→ What is required: Repeat the data word for word. Do not include the pictures.

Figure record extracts
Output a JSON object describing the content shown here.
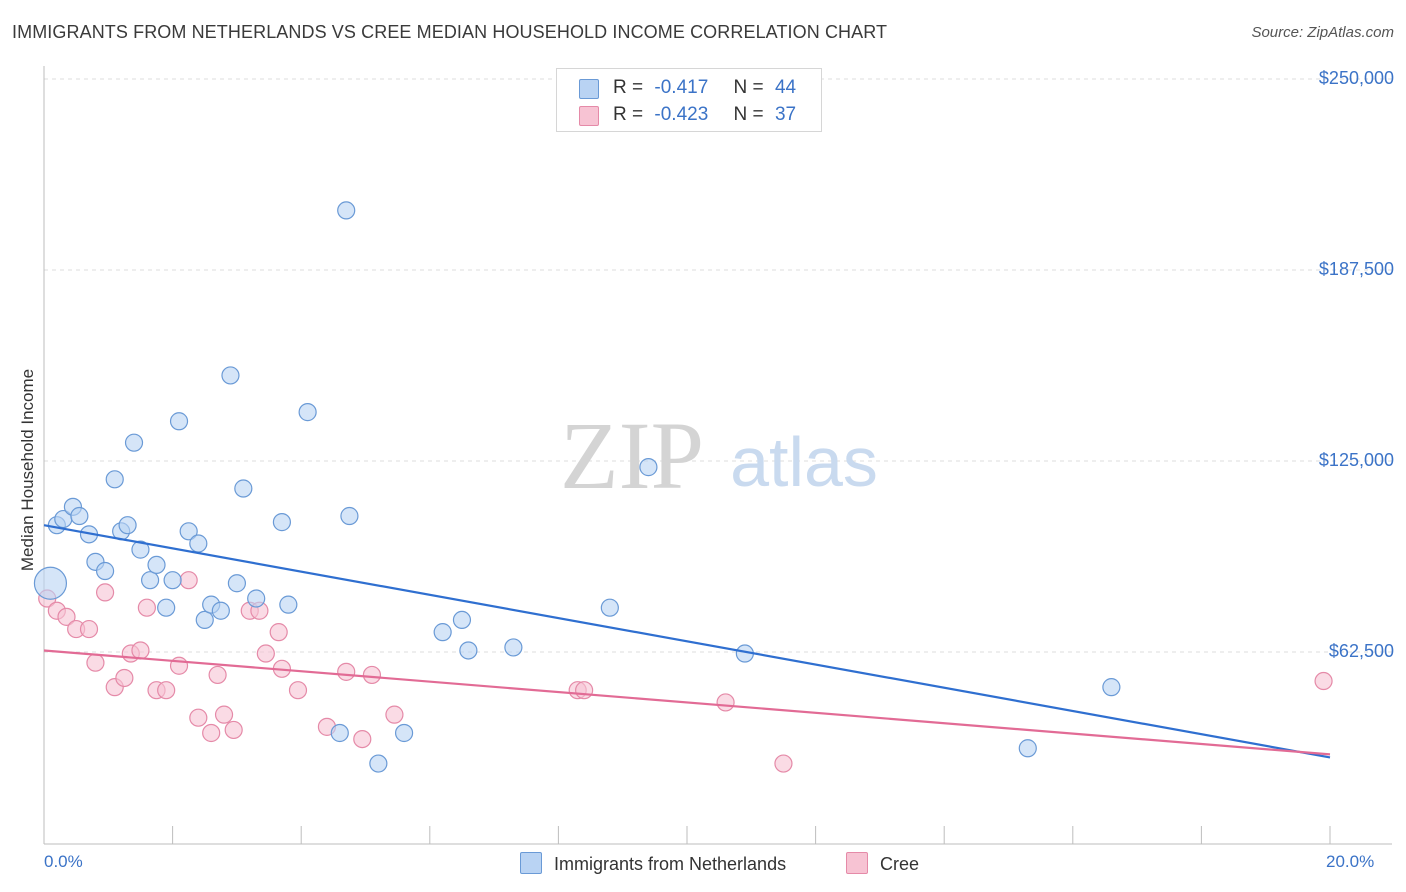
{
  "title": "IMMIGRANTS FROM NETHERLANDS VS CREE MEDIAN HOUSEHOLD INCOME CORRELATION CHART",
  "source": "Source: ZipAtlas.com",
  "watermark": {
    "zip": "ZIP",
    "atlas": "atlas"
  },
  "legend": {
    "rows": [
      {
        "r_label": "R =",
        "r_value": "-0.417",
        "n_label": "N =",
        "n_value": "44"
      },
      {
        "r_label": "R =",
        "r_value": "-0.423",
        "n_label": "N =",
        "n_value": "37"
      }
    ]
  },
  "bottom_legend": {
    "series1": "Immigrants from Netherlands",
    "series2": "Cree"
  },
  "colors": {
    "series1_fill": "#b9d3f3",
    "series1_stroke": "#6a9ad6",
    "series1_line": "#2f6fd0",
    "series2_fill": "#f7c3d3",
    "series2_stroke": "#e58aa8",
    "series2_line": "#e26b95",
    "accent_text": "#3b73c7",
    "grid": "#dcdcdc"
  },
  "chart_data": {
    "type": "scatter",
    "title": "IMMIGRANTS FROM NETHERLANDS VS CREE MEDIAN HOUSEHOLD INCOME CORRELATION CHART",
    "xlabel": "",
    "ylabel": "Median Household Income",
    "xlim": [
      0,
      20
    ],
    "ylim": [
      0,
      262000
    ],
    "x_tick_labels": [
      "0.0%",
      "20.0%"
    ],
    "y_ticks": [
      62500,
      125000,
      187500,
      250000
    ],
    "y_tick_labels": [
      "$62,500",
      "$125,000",
      "$187,500",
      "$250,000"
    ],
    "series": [
      {
        "name": "Immigrants from Netherlands",
        "r": -0.417,
        "n": 44,
        "trend": {
          "x": [
            0,
            20
          ],
          "y": [
            104000,
            28000
          ]
        },
        "points": [
          [
            0.1,
            85000,
            "big"
          ],
          [
            0.2,
            104000
          ],
          [
            0.3,
            106000
          ],
          [
            0.45,
            110000
          ],
          [
            0.55,
            107000
          ],
          [
            0.7,
            101000
          ],
          [
            0.8,
            92000
          ],
          [
            0.95,
            89000
          ],
          [
            1.1,
            119000
          ],
          [
            1.2,
            102000
          ],
          [
            1.3,
            104000
          ],
          [
            1.4,
            131000
          ],
          [
            1.5,
            96000
          ],
          [
            1.65,
            86000
          ],
          [
            1.75,
            91000
          ],
          [
            1.9,
            77000
          ],
          [
            2.0,
            86000
          ],
          [
            2.1,
            138000
          ],
          [
            2.25,
            102000
          ],
          [
            2.4,
            98000
          ],
          [
            2.5,
            73000
          ],
          [
            2.6,
            78000
          ],
          [
            2.75,
            76000
          ],
          [
            2.9,
            153000
          ],
          [
            3.0,
            85000
          ],
          [
            3.1,
            116000
          ],
          [
            3.3,
            80000
          ],
          [
            3.7,
            105000
          ],
          [
            3.8,
            78000
          ],
          [
            4.1,
            141000
          ],
          [
            4.6,
            36000
          ],
          [
            4.7,
            207000
          ],
          [
            4.75,
            107000
          ],
          [
            5.2,
            26000
          ],
          [
            5.6,
            36000
          ],
          [
            6.2,
            69000
          ],
          [
            6.5,
            73000
          ],
          [
            6.6,
            63000
          ],
          [
            7.3,
            64000
          ],
          [
            8.8,
            77000
          ],
          [
            9.4,
            123000
          ],
          [
            10.9,
            62000
          ],
          [
            15.3,
            31000
          ],
          [
            16.6,
            51000
          ]
        ]
      },
      {
        "name": "Cree",
        "r": -0.423,
        "n": 37,
        "trend": {
          "x": [
            0,
            20
          ],
          "y": [
            63000,
            29000
          ]
        },
        "points": [
          [
            0.05,
            80000
          ],
          [
            0.2,
            76000
          ],
          [
            0.35,
            74000
          ],
          [
            0.5,
            70000
          ],
          [
            0.7,
            70000
          ],
          [
            0.8,
            59000
          ],
          [
            0.95,
            82000
          ],
          [
            1.1,
            51000
          ],
          [
            1.25,
            54000
          ],
          [
            1.35,
            62000
          ],
          [
            1.5,
            63000
          ],
          [
            1.6,
            77000
          ],
          [
            1.75,
            50000
          ],
          [
            1.9,
            50000
          ],
          [
            2.1,
            58000
          ],
          [
            2.25,
            86000
          ],
          [
            2.4,
            41000
          ],
          [
            2.6,
            36000
          ],
          [
            2.7,
            55000
          ],
          [
            2.8,
            42000
          ],
          [
            2.95,
            37000
          ],
          [
            3.2,
            76000
          ],
          [
            3.35,
            76000
          ],
          [
            3.45,
            62000
          ],
          [
            3.65,
            69000
          ],
          [
            3.7,
            57000
          ],
          [
            3.95,
            50000
          ],
          [
            4.4,
            38000
          ],
          [
            4.7,
            56000
          ],
          [
            4.95,
            34000
          ],
          [
            5.1,
            55000
          ],
          [
            5.45,
            42000
          ],
          [
            8.3,
            50000
          ],
          [
            8.4,
            50000
          ],
          [
            10.6,
            46000
          ],
          [
            11.5,
            26000
          ],
          [
            19.9,
            53000
          ]
        ]
      }
    ]
  }
}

→ Written solution:
Output a JSON object describing the content shown here.
{
  "title": "IMMIGRANTS FROM NETHERLANDS VS CREE MEDIAN HOUSEHOLD INCOME CORRELATION CHART",
  "source": "Source: ZipAtlas.com",
  "watermark": {
    "zip": "ZIP",
    "atlas": "atlas"
  },
  "legend": {
    "rows": [
      {
        "r_label": "R =",
        "r_value": "-0.417",
        "n_label": "N =",
        "n_value": "44"
      },
      {
        "r_label": "R =",
        "r_value": "-0.423",
        "n_label": "N =",
        "n_value": "37"
      }
    ]
  },
  "bottom_legend": {
    "series1": "Immigrants from Netherlands",
    "series2": "Cree"
  },
  "colors": {
    "series1_fill": "#b9d3f3",
    "series1_stroke": "#6a9ad6",
    "series1_line": "#2f6fd0",
    "series2_fill": "#f7c3d3",
    "series2_stroke": "#e58aa8",
    "series2_line": "#e26b95",
    "accent_text": "#3b73c7",
    "grid": "#dcdcdc"
  },
  "chart_data": {
    "type": "scatter",
    "title": "IMMIGRANTS FROM NETHERLANDS VS CREE MEDIAN HOUSEHOLD INCOME CORRELATION CHART",
    "xlabel": "",
    "ylabel": "Median Household Income",
    "xlim": [
      0,
      20
    ],
    "ylim": [
      0,
      262000
    ],
    "x_tick_labels": [
      "0.0%",
      "20.0%"
    ],
    "y_ticks": [
      62500,
      125000,
      187500,
      250000
    ],
    "y_tick_labels": [
      "$62,500",
      "$125,000",
      "$187,500",
      "$250,000"
    ],
    "series": [
      {
        "name": "Immigrants from Netherlands",
        "r": -0.417,
        "n": 44,
        "trend": {
          "x": [
            0,
            20
          ],
          "y": [
            104000,
            28000
          ]
        },
        "points": [
          [
            0.1,
            85000,
            "big"
          ],
          [
            0.2,
            104000
          ],
          [
            0.3,
            106000
          ],
          [
            0.45,
            110000
          ],
          [
            0.55,
            107000
          ],
          [
            0.7,
            101000
          ],
          [
            0.8,
            92000
          ],
          [
            0.95,
            89000
          ],
          [
            1.1,
            119000
          ],
          [
            1.2,
            102000
          ],
          [
            1.3,
            104000
          ],
          [
            1.4,
            131000
          ],
          [
            1.5,
            96000
          ],
          [
            1.65,
            86000
          ],
          [
            1.75,
            91000
          ],
          [
            1.9,
            77000
          ],
          [
            2.0,
            86000
          ],
          [
            2.1,
            138000
          ],
          [
            2.25,
            102000
          ],
          [
            2.4,
            98000
          ],
          [
            2.5,
            73000
          ],
          [
            2.6,
            78000
          ],
          [
            2.75,
            76000
          ],
          [
            2.9,
            153000
          ],
          [
            3.0,
            85000
          ],
          [
            3.1,
            116000
          ],
          [
            3.3,
            80000
          ],
          [
            3.7,
            105000
          ],
          [
            3.8,
            78000
          ],
          [
            4.1,
            141000
          ],
          [
            4.6,
            36000
          ],
          [
            4.7,
            207000
          ],
          [
            4.75,
            107000
          ],
          [
            5.2,
            26000
          ],
          [
            5.6,
            36000
          ],
          [
            6.2,
            69000
          ],
          [
            6.5,
            73000
          ],
          [
            6.6,
            63000
          ],
          [
            7.3,
            64000
          ],
          [
            8.8,
            77000
          ],
          [
            9.4,
            123000
          ],
          [
            10.9,
            62000
          ],
          [
            15.3,
            31000
          ],
          [
            16.6,
            51000
          ]
        ]
      },
      {
        "name": "Cree",
        "r": -0.423,
        "n": 37,
        "trend": {
          "x": [
            0,
            20
          ],
          "y": [
            63000,
            29000
          ]
        },
        "points": [
          [
            0.05,
            80000
          ],
          [
            0.2,
            76000
          ],
          [
            0.35,
            74000
          ],
          [
            0.5,
            70000
          ],
          [
            0.7,
            70000
          ],
          [
            0.8,
            59000
          ],
          [
            0.95,
            82000
          ],
          [
            1.1,
            51000
          ],
          [
            1.25,
            54000
          ],
          [
            1.35,
            62000
          ],
          [
            1.5,
            63000
          ],
          [
            1.6,
            77000
          ],
          [
            1.75,
            50000
          ],
          [
            1.9,
            50000
          ],
          [
            2.1,
            58000
          ],
          [
            2.25,
            86000
          ],
          [
            2.4,
            41000
          ],
          [
            2.6,
            36000
          ],
          [
            2.7,
            55000
          ],
          [
            2.8,
            42000
          ],
          [
            2.95,
            37000
          ],
          [
            3.2,
            76000
          ],
          [
            3.35,
            76000
          ],
          [
            3.45,
            62000
          ],
          [
            3.65,
            69000
          ],
          [
            3.7,
            57000
          ],
          [
            3.95,
            50000
          ],
          [
            4.4,
            38000
          ],
          [
            4.7,
            56000
          ],
          [
            4.95,
            34000
          ],
          [
            5.1,
            55000
          ],
          [
            5.45,
            42000
          ],
          [
            8.3,
            50000
          ],
          [
            8.4,
            50000
          ],
          [
            10.6,
            46000
          ],
          [
            11.5,
            26000
          ],
          [
            19.9,
            53000
          ]
        ]
      }
    ]
  }
}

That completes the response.